Stated task
Repeat the whole of the data, keeping every detail the same.

Data listing
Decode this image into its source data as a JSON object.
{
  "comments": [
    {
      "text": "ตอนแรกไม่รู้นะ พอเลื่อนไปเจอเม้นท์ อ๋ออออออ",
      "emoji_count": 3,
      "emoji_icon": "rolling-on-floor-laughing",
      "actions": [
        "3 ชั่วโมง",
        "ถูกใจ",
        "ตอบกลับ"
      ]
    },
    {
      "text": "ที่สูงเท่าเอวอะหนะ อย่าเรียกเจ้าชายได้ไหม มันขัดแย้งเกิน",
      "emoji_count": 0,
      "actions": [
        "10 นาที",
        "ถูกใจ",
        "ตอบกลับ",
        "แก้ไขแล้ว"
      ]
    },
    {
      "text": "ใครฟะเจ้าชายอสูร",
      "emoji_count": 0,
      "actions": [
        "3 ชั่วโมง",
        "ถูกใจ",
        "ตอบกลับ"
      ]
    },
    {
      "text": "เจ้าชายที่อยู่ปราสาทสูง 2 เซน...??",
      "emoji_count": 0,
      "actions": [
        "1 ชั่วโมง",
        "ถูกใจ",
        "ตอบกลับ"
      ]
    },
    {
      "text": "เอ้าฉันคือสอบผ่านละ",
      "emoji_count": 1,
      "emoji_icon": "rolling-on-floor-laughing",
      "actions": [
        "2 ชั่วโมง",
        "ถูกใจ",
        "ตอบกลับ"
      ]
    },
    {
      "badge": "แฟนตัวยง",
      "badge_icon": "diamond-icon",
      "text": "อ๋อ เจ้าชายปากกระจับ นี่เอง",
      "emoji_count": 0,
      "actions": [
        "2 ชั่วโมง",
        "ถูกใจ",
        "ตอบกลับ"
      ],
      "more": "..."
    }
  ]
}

Answer
Decode this image into its source data as a JSON object.
{
  "comments": [
    {
      "text": "ตอนแรกไม่รู้นะ พอเลื่อนไปเจอเม้นท์ อ๋ออออออ",
      "emoji_count": 3,
      "emoji_icon": "rolling-on-floor-laughing",
      "actions": [
        "3 ชั่วโมง",
        "ถูกใจ",
        "ตอบกลับ"
      ]
    },
    {
      "text": "ที่สูงเท่าเอวอะหนะ อย่าเรียกเจ้าชายได้ไหม มันขัดแย้งเกิน",
      "emoji_count": 0,
      "actions": [
        "10 นาที",
        "ถูกใจ",
        "ตอบกลับ",
        "แก้ไขแล้ว"
      ]
    },
    {
      "text": "ใครฟะเจ้าชายอสูร",
      "emoji_count": 0,
      "actions": [
        "3 ชั่วโมง",
        "ถูกใจ",
        "ตอบกลับ"
      ]
    },
    {
      "text": "เจ้าชายที่อยู่ปราสาทสูง 2 เซน...??",
      "emoji_count": 0,
      "actions": [
        "1 ชั่วโมง",
        "ถูกใจ",
        "ตอบกลับ"
      ]
    },
    {
      "text": "เอ้าฉันคือสอบผ่านละ",
      "emoji_count": 1,
      "emoji_icon": "rolling-on-floor-laughing",
      "actions": [
        "2 ชั่วโมง",
        "ถูกใจ",
        "ตอบกลับ"
      ]
    },
    {
      "badge": "แฟนตัวยง",
      "badge_icon": "diamond-icon",
      "text": "อ๋อ เจ้าชายปากกระจับ นี่เอง",
      "emoji_count": 0,
      "actions": [
        "2 ชั่วโมง",
        "ถูกใจ",
        "ตอบกลับ"
      ],
      "more": "..."
    }
  ]
}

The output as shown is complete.